Task brief:
In the entries below, find the lines that contain the word "level" and copy them.

--- BEGIN Entries shown ---

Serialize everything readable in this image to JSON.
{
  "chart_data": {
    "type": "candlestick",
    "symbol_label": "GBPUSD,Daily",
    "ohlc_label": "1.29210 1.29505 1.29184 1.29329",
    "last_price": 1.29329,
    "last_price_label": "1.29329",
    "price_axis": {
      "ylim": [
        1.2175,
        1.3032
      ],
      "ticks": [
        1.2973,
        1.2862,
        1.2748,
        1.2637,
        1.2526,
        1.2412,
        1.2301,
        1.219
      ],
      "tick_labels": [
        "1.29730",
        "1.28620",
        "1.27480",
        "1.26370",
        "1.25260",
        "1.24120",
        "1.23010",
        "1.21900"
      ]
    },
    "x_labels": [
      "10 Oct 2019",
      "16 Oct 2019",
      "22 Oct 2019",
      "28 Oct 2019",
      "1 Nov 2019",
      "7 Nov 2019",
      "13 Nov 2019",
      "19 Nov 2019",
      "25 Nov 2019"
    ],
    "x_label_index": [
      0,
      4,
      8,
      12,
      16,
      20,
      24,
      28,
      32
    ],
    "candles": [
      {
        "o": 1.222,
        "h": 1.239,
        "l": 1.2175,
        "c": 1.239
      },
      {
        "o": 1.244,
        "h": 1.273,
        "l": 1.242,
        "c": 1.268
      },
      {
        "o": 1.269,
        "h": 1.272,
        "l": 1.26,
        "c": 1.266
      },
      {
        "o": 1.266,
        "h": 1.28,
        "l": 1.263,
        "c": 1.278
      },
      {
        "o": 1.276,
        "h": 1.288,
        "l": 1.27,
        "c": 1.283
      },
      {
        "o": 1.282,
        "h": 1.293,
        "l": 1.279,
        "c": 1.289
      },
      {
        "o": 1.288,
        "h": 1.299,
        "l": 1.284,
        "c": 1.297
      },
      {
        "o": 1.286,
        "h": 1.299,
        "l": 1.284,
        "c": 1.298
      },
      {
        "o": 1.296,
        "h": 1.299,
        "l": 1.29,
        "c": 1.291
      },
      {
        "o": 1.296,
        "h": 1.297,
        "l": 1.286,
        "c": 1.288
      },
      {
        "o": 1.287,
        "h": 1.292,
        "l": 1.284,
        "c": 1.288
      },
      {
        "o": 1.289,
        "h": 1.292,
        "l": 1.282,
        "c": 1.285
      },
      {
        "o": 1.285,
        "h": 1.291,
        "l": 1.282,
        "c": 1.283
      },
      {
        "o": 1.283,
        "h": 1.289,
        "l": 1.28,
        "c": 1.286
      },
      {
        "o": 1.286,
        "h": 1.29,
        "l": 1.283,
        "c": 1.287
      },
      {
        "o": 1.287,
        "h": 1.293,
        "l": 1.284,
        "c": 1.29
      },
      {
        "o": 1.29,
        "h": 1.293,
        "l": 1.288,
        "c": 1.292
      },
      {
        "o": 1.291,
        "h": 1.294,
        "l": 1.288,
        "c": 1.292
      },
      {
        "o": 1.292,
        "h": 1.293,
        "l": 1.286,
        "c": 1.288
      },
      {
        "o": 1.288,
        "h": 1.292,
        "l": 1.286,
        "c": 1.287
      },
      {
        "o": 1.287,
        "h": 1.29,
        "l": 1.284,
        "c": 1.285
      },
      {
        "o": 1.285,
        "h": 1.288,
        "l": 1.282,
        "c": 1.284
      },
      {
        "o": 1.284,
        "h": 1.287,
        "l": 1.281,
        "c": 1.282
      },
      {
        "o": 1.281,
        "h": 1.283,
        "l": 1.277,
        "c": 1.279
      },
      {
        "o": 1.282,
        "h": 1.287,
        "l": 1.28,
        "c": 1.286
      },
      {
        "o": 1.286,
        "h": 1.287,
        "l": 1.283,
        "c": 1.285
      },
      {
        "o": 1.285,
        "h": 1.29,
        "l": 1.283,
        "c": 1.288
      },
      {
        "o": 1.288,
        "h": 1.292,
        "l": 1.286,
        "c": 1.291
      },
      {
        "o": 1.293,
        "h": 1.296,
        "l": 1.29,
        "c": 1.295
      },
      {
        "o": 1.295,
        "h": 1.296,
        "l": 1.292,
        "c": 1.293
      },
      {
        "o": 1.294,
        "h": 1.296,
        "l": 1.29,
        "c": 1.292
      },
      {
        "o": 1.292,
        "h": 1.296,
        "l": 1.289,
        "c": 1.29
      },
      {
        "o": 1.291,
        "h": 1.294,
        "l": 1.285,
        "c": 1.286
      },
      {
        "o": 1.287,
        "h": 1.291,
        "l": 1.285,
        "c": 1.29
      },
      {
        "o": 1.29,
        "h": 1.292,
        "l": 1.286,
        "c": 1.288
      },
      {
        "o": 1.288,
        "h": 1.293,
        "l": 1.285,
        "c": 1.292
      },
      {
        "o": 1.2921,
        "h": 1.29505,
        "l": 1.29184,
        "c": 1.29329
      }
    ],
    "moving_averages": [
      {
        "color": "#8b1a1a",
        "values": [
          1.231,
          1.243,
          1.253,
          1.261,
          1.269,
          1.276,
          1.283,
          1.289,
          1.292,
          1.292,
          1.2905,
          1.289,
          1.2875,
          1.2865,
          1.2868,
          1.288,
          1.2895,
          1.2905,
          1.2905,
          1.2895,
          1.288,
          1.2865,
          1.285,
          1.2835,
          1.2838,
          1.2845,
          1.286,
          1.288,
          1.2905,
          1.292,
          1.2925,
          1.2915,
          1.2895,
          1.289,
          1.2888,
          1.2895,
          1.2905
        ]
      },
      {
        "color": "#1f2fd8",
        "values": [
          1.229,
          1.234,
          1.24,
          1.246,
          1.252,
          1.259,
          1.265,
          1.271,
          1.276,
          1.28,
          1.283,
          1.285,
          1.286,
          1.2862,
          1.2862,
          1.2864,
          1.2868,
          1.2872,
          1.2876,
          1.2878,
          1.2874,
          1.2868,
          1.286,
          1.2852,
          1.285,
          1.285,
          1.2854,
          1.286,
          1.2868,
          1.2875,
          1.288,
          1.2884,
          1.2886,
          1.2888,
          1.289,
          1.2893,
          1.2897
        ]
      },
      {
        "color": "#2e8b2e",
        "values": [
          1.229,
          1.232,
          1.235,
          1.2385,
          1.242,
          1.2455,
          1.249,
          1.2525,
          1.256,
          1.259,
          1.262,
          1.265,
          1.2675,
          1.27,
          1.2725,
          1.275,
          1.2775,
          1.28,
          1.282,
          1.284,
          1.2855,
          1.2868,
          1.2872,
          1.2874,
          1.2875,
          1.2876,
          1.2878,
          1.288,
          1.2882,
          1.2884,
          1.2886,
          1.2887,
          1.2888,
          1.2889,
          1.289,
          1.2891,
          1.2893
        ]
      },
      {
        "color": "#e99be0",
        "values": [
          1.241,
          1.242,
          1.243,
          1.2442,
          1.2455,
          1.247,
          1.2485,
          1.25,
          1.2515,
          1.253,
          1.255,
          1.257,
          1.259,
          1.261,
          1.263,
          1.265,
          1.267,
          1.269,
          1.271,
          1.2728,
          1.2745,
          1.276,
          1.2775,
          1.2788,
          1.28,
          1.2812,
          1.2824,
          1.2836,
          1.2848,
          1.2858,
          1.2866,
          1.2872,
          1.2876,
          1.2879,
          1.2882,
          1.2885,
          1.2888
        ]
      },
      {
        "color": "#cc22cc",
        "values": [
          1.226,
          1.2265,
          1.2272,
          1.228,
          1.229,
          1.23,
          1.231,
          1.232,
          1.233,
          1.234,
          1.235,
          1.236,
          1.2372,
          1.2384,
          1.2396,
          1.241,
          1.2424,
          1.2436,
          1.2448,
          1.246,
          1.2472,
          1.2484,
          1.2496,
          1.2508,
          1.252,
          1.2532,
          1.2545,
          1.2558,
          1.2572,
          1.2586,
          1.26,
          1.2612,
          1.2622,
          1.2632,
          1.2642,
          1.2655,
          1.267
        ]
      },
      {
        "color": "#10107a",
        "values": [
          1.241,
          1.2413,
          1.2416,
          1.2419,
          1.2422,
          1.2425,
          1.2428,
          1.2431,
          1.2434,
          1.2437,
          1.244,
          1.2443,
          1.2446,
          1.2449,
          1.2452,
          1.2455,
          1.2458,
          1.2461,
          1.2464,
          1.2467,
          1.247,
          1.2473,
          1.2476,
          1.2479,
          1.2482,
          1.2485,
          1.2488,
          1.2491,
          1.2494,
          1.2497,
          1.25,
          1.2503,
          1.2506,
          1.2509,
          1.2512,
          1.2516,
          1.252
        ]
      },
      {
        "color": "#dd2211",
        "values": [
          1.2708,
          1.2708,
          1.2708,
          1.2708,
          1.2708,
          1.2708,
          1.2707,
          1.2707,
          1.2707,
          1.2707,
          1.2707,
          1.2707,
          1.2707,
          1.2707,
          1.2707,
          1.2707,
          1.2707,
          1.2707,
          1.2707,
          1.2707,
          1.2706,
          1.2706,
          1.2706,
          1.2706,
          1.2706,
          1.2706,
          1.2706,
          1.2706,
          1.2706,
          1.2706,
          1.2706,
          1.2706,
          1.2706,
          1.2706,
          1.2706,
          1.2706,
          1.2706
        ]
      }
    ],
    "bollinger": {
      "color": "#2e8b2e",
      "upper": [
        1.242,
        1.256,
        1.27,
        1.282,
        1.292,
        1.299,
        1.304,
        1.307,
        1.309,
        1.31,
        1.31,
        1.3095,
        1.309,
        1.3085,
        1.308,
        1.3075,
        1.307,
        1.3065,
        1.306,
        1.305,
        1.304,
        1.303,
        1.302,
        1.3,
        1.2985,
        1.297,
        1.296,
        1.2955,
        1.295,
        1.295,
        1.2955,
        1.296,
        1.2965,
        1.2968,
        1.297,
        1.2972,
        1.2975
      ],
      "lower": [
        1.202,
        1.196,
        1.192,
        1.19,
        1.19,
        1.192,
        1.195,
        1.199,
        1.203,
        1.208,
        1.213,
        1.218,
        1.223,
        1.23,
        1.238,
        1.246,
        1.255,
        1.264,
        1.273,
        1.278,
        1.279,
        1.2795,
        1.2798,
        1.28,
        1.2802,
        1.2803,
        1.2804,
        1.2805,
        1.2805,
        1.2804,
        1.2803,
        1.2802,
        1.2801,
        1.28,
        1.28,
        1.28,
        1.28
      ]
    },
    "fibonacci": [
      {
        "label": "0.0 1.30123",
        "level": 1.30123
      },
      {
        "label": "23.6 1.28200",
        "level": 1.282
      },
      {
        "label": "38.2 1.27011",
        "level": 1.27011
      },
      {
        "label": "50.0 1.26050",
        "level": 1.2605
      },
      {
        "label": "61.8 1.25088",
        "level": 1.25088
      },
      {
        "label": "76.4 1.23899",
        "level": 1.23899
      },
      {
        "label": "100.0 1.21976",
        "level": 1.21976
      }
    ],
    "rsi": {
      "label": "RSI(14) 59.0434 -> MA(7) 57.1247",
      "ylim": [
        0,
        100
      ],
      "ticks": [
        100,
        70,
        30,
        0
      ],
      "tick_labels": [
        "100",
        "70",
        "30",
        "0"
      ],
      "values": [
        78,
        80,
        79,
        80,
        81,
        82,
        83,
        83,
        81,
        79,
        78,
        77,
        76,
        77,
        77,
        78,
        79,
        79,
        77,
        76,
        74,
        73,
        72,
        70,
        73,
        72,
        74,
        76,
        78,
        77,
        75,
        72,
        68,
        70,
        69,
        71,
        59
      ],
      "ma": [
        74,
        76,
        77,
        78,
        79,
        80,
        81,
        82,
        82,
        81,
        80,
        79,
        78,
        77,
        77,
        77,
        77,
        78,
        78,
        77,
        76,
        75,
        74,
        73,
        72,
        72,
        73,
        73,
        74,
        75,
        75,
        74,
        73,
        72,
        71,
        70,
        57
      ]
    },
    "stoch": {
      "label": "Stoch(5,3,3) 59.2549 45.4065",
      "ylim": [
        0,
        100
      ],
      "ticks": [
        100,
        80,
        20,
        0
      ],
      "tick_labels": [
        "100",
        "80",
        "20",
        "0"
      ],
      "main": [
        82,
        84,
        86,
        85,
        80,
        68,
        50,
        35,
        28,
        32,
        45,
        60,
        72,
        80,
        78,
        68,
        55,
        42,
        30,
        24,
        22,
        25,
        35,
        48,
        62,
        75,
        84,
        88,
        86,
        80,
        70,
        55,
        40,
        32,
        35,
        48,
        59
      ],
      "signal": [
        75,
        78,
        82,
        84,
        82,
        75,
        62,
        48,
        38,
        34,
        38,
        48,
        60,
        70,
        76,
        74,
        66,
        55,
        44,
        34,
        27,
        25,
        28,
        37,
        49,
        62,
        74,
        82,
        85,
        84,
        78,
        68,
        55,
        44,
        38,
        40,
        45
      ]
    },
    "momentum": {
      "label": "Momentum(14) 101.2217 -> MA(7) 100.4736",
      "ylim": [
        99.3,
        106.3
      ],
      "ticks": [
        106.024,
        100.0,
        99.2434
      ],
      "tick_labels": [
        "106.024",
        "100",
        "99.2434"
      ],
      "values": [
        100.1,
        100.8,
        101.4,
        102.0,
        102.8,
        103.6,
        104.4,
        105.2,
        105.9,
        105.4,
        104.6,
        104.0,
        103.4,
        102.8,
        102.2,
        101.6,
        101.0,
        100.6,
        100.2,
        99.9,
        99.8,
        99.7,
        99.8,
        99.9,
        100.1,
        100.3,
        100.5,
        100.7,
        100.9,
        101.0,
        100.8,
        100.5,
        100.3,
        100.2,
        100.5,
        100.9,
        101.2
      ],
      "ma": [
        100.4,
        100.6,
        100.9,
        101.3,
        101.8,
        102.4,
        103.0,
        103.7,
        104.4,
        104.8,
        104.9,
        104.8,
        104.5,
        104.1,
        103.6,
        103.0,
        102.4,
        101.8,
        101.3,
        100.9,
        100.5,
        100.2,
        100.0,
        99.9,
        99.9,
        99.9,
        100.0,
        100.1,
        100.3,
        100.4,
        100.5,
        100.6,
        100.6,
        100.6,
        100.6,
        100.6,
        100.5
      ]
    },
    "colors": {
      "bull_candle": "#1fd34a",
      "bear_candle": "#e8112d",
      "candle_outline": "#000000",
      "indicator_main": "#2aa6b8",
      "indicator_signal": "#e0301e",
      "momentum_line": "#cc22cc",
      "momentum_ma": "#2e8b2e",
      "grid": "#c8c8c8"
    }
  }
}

--- END Entries shown ---

Correct response:
        "level": 1.30123
        "level": 1.282
        "level": 1.27011
        "level": 1.2605
        "level": 1.25088
        "level": 1.23899
        "level": 1.21976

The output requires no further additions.